>> START Task inputs

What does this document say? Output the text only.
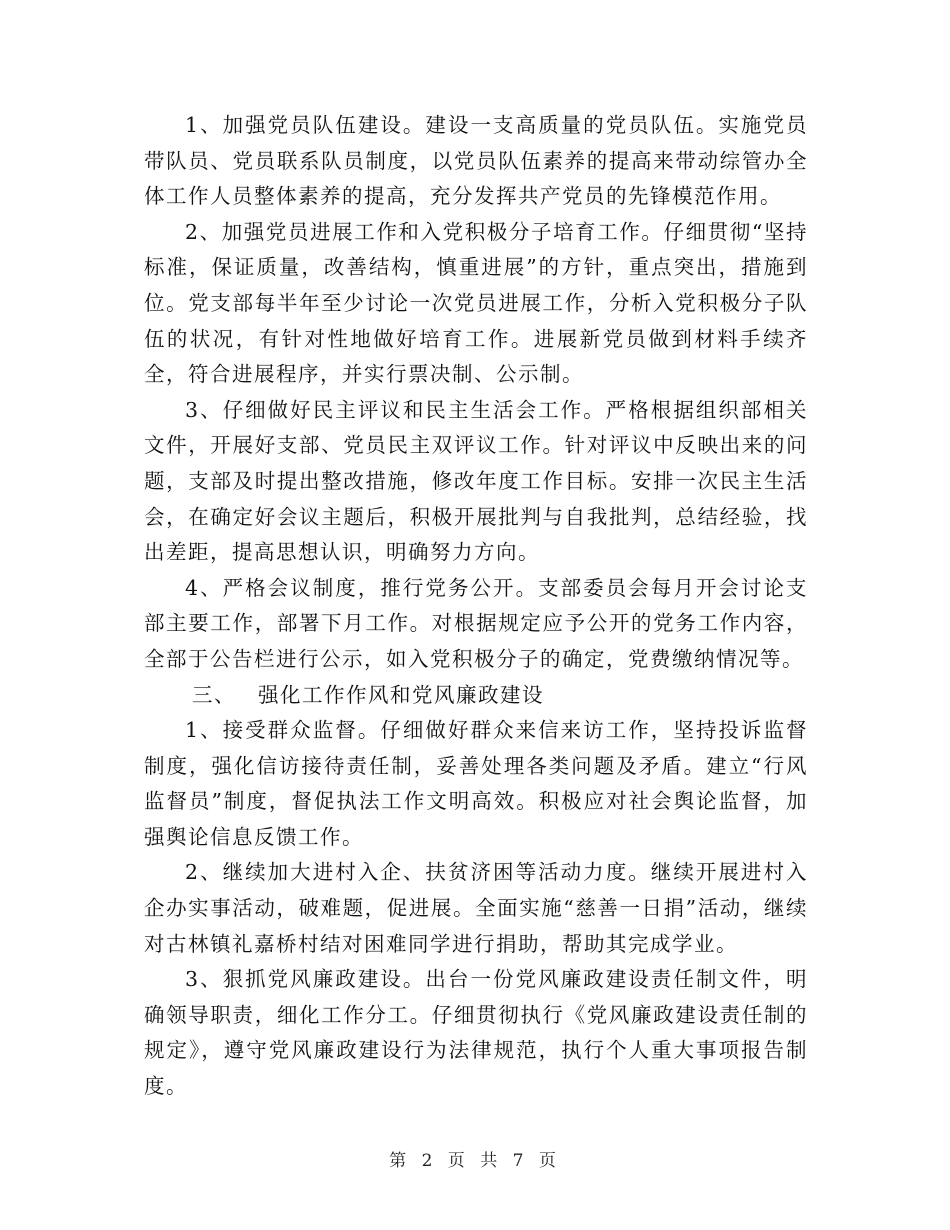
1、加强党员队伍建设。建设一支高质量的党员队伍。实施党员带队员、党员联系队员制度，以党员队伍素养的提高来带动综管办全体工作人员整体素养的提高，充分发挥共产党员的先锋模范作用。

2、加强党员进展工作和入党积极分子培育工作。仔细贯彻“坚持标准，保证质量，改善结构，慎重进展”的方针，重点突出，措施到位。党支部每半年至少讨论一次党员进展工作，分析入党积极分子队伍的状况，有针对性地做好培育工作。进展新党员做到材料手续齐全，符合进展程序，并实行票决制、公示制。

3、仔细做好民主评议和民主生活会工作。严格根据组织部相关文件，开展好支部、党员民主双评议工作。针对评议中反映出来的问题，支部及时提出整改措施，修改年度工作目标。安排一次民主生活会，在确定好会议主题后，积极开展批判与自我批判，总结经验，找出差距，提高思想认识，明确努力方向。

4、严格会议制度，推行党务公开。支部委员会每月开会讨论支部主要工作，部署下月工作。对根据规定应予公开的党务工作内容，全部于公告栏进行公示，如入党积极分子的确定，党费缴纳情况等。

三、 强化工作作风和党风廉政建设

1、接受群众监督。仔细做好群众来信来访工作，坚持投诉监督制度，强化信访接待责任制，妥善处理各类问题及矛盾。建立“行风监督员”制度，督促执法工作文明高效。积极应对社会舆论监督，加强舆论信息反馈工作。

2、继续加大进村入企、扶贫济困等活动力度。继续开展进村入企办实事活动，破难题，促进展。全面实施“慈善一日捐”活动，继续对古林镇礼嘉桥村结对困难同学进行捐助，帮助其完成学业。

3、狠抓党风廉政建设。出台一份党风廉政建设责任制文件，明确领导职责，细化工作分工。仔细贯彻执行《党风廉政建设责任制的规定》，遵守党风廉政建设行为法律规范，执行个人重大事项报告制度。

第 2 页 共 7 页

>> END Task inputs
>> START Task inputs

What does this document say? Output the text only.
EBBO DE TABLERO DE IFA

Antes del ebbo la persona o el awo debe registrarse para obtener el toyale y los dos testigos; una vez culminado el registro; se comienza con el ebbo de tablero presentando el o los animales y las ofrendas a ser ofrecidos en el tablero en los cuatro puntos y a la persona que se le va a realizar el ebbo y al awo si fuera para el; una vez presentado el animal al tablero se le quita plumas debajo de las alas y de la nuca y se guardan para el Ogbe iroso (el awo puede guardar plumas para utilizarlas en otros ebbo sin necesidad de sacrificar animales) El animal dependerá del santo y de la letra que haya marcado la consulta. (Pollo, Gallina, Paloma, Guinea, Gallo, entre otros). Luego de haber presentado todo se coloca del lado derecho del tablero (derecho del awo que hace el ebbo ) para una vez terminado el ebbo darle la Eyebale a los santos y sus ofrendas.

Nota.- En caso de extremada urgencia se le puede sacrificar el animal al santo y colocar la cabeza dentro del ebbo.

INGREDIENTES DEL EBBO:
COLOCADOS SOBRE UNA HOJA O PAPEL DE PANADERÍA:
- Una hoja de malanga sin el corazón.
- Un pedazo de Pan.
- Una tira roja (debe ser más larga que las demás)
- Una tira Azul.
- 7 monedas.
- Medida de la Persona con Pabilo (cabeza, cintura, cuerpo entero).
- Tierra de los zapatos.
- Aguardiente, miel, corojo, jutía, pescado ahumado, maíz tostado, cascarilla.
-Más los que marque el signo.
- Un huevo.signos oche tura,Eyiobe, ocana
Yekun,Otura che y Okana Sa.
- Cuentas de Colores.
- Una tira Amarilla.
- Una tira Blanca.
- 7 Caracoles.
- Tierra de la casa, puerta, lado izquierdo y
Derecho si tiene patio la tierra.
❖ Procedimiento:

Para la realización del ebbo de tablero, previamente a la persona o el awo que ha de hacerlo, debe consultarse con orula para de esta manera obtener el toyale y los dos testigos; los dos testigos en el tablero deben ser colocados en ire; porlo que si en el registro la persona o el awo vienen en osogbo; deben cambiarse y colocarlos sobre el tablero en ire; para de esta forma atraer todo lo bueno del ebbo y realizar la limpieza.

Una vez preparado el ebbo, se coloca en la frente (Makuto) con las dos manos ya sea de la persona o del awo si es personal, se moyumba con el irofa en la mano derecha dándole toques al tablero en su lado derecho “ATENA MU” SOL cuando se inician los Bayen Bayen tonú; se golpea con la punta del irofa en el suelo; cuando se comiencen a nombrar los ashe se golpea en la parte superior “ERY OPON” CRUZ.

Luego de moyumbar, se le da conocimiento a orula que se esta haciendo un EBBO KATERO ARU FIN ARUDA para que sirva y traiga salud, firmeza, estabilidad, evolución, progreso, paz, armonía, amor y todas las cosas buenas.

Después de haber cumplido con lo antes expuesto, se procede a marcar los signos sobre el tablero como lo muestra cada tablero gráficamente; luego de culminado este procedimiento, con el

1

>> END Task inputs

**What the exercise asks**
Collect every line with the string "tira" from the records, and copy each.

**Response to the task**
- Una tira roja (debe ser más larga que las demás)
- Una tira Azul.
- Una tira Amarilla.
- Una tira Blanca.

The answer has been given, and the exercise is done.